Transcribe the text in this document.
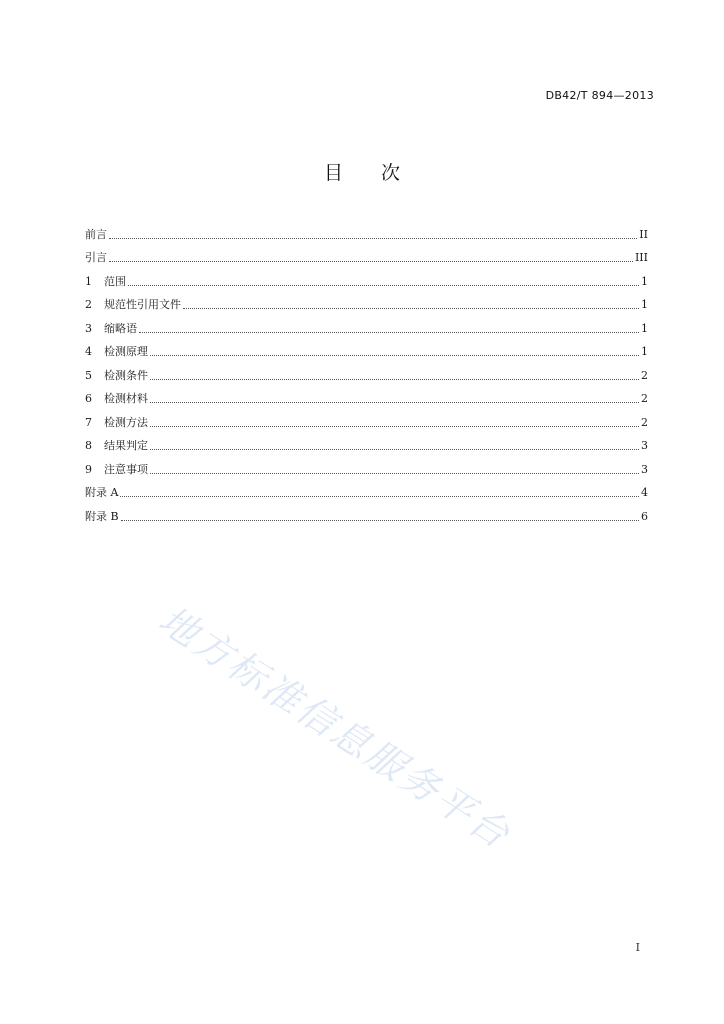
DB42/T 894—2013
目 次
前言	II
引言	III
1	范围	1
2	规范性引用文件	1
3	缩略语	1
4	检测原理	1
5	检测条件	2
6	检测材料	2
7	检测方法	2
8	结果判定	3
9	注意事项	3
附录 A	4
附录 B	6
地方标准信息服务平台
I
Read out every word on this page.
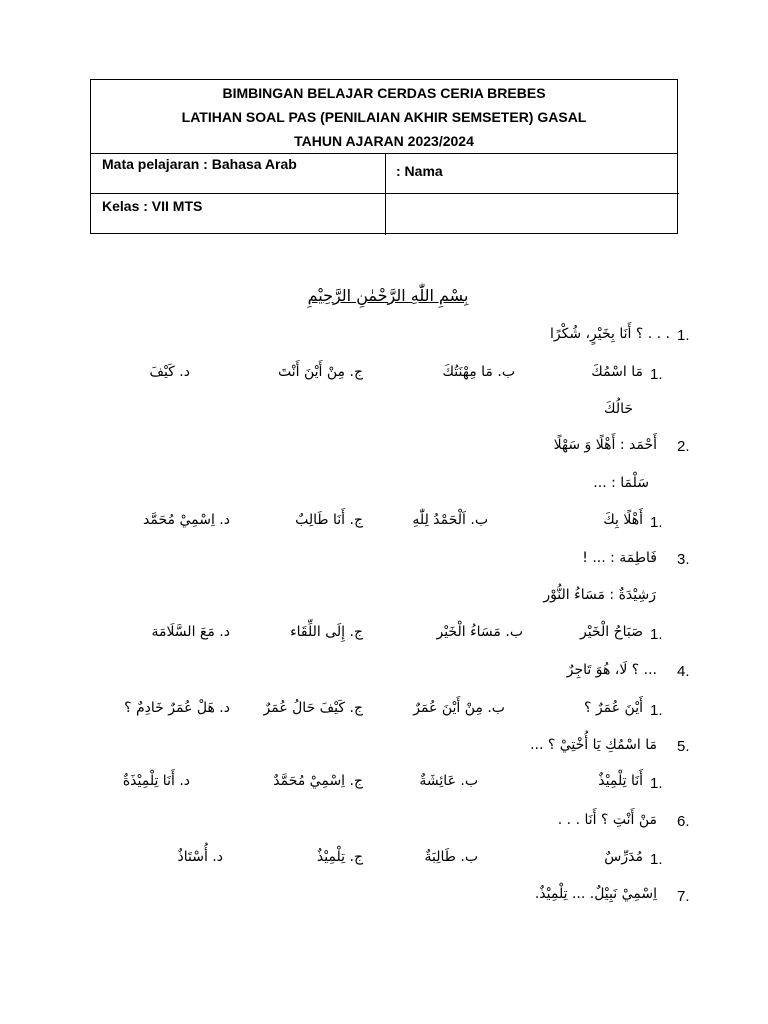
BIMBINGAN BELAJAR CERDAS CERIA BREBES
LATIHAN SOAL PAS (PENILAIAN AKHIR SEMSETER) GASAL
TAHUN AJARAN 2023/2024
Mata pelajaran : Bahasa Arab	: Nama
Kelas : VII MTS
بِسْمِ اللّٰهِ الرَّحْمٰنِ الرَّحِيْمِ
1.
. . . ؟ أَنَا بِخَيْرٍ، شُكْرًا
1.
مَا اسْمُكَ
ب. مَا مِهْنَتُكَ
ج. مِنْ أَيْنَ أَنْتَ
د. كَيْفَ
حَالُكَ
2.
أَحْمَد : أَهْلًا وَ سَهْلًا
سَلْمَا : ...
1.
أَهْلًا بِكَ
ب. اَلْحَمْدُ لِلّٰهِ
ج. أَنَا طَالِبٌ
د. اِسْمِيْ مُحَمَّد
3.
فَاطِمَة : ... !
رَشِيْدَةٌ : مَسَاءُ النُّوْر
1.
صَبَاحُ الْخَيْر
ب. مَسَاءُ الْخَيْر
ج. إِلَى اللِّقَاء
د. مَعَ السَّلَامَة
4.
... ؟ لَا، هُوَ تَاجِرٌ
1.
أَيْنَ عُمَرٌ ؟
ب. مِنْ أَيْنَ عُمَرٌ
ج. كَيْفَ حَالُ عُمَرٌ
د. هَلْ عُمَرٌ خَادِمٌ ؟
5.
مَا اسْمُكِ يَا أُخْتِيْ ؟ ...
1.
أَنَا تِلْمِيْذٌ
ب. عَائِشَةٌ
ج. اِسْمِيْ مُحَمَّدٌ
د. أَنَا تِلْمِيْذَةٌ
6.
مَنْ أَنْتِ ؟ أَنَا . . .
1.
مُدَرِّسٌ
ب. طَالِبَةٌ
ج. تِلْمِيْذٌ
د. أُسْتَاذٌ
7.
اِسْمِيْ نَبِيْلٌ. ... تِلْمِيْذٌ.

* _Stated goal_
Copy all lines from the material that contain "this".

* _Reply_
Transcribe the text in this document.
Read out every word on this page.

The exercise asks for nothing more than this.